** Start of Extracted information **

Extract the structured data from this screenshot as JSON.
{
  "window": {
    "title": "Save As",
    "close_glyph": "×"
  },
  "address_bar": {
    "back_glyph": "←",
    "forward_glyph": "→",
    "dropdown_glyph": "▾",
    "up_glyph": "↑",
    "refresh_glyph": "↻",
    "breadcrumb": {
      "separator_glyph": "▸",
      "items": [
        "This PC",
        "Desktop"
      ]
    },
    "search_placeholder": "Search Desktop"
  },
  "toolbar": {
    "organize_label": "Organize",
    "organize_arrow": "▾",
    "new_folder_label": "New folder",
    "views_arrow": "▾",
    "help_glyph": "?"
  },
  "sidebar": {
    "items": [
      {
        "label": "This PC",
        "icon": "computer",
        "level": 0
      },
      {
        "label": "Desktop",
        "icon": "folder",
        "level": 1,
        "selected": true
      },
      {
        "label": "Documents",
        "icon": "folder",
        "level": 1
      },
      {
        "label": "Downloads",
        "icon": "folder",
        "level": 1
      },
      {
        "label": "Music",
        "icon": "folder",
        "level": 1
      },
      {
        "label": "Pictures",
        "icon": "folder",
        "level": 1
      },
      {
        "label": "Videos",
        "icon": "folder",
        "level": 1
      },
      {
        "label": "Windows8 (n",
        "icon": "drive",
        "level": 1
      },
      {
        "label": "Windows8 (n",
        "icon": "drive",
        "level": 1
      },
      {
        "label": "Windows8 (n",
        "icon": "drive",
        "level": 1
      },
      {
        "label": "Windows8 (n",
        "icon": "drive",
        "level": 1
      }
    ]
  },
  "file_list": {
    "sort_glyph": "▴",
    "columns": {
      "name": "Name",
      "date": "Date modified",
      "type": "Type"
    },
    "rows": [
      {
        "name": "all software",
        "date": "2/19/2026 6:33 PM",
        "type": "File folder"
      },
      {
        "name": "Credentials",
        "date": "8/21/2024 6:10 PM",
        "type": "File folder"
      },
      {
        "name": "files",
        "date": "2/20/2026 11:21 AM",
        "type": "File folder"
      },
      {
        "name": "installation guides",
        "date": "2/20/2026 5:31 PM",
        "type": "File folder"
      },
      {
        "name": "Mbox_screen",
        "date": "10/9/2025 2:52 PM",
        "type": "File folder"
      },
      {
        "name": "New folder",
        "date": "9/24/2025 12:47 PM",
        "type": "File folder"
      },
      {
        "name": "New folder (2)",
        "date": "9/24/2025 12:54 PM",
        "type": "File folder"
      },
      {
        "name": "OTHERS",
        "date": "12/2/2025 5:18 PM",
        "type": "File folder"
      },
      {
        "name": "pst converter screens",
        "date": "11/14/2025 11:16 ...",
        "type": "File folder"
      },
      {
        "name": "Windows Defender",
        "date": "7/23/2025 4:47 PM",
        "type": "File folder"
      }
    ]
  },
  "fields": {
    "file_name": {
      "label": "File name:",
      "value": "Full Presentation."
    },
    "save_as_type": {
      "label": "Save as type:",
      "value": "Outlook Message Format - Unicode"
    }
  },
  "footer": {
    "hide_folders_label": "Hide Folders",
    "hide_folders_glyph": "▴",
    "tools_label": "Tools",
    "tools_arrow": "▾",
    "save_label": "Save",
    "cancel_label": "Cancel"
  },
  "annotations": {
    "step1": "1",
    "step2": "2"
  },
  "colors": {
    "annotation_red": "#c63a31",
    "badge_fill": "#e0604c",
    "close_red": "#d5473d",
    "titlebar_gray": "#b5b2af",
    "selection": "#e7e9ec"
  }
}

** End of Extracted information **

**Task objective**
Transcribe the data above in full, exactly.

**Solution to this task**
Extract the structured data from this screenshot as JSON.
{
  "window": {
    "title": "Save As",
    "close_glyph": "×"
  },
  "address_bar": {
    "back_glyph": "←",
    "forward_glyph": "→",
    "dropdown_glyph": "▾",
    "up_glyph": "↑",
    "refresh_glyph": "↻",
    "breadcrumb": {
      "separator_glyph": "▸",
      "items": [
        "This PC",
        "Desktop"
      ]
    },
    "search_placeholder": "Search Desktop"
  },
  "toolbar": {
    "organize_label": "Organize",
    "organize_arrow": "▾",
    "new_folder_label": "New folder",
    "views_arrow": "▾",
    "help_glyph": "?"
  },
  "sidebar": {
    "items": [
      {
        "label": "This PC",
        "icon": "computer",
        "level": 0
      },
      {
        "label": "Desktop",
        "icon": "folder",
        "level": 1,
        "selected": true
      },
      {
        "label": "Documents",
        "icon": "folder",
        "level": 1
      },
      {
        "label": "Downloads",
        "icon": "folder",
        "level": 1
      },
      {
        "label": "Music",
        "icon": "folder",
        "level": 1
      },
      {
        "label": "Pictures",
        "icon": "folder",
        "level": 1
      },
      {
        "label": "Videos",
        "icon": "folder",
        "level": 1
      },
      {
        "label": "Windows8 (n",
        "icon": "drive",
        "level": 1
      },
      {
        "label": "Windows8 (n",
        "icon": "drive",
        "level": 1
      },
      {
        "label": "Windows8 (n",
        "icon": "drive",
        "level": 1
      },
      {
        "label": "Windows8 (n",
        "icon": "drive",
        "level": 1
      }
    ]
  },
  "file_list": {
    "sort_glyph": "▴",
    "columns": {
      "name": "Name",
      "date": "Date modified",
      "type": "Type"
    },
    "rows": [
      {
        "name": "all software",
        "date": "2/19/2026 6:33 PM",
        "type": "File folder"
      },
      {
        "name": "Credentials",
        "date": "8/21/2024 6:10 PM",
        "type": "File folder"
      },
      {
        "name": "files",
        "date": "2/20/2026 11:21 AM",
        "type": "File folder"
      },
      {
        "name": "installation guides",
        "date": "2/20/2026 5:31 PM",
        "type": "File folder"
      },
      {
        "name": "Mbox_screen",
        "date": "10/9/2025 2:52 PM",
        "type": "File folder"
      },
      {
        "name": "New folder",
        "date": "9/24/2025 12:47 PM",
        "type": "File folder"
      },
      {
        "name": "New folder (2)",
        "date": "9/24/2025 12:54 PM",
        "type": "File folder"
      },
      {
        "name": "OTHERS",
        "date": "12/2/2025 5:18 PM",
        "type": "File folder"
      },
      {
        "name": "pst converter screens",
        "date": "11/14/2025 11:16 ...",
        "type": "File folder"
      },
      {
        "name": "Windows Defender",
        "date": "7/23/2025 4:47 PM",
        "type": "File folder"
      }
    ]
  },
  "fields": {
    "file_name": {
      "label": "File name:",
      "value": "Full Presentation."
    },
    "save_as_type": {
      "label": "Save as type:",
      "value": "Outlook Message Format - Unicode"
    }
  },
  "footer": {
    "hide_folders_label": "Hide Folders",
    "hide_folders_glyph": "▴",
    "tools_label": "Tools",
    "tools_arrow": "▾",
    "save_label": "Save",
    "cancel_label": "Cancel"
  },
  "annotations": {
    "step1": "1",
    "step2": "2"
  },
  "colors": {
    "annotation_red": "#c63a31",
    "badge_fill": "#e0604c",
    "close_red": "#d5473d",
    "titlebar_gray": "#b5b2af",
    "selection": "#e7e9ec"
  }
}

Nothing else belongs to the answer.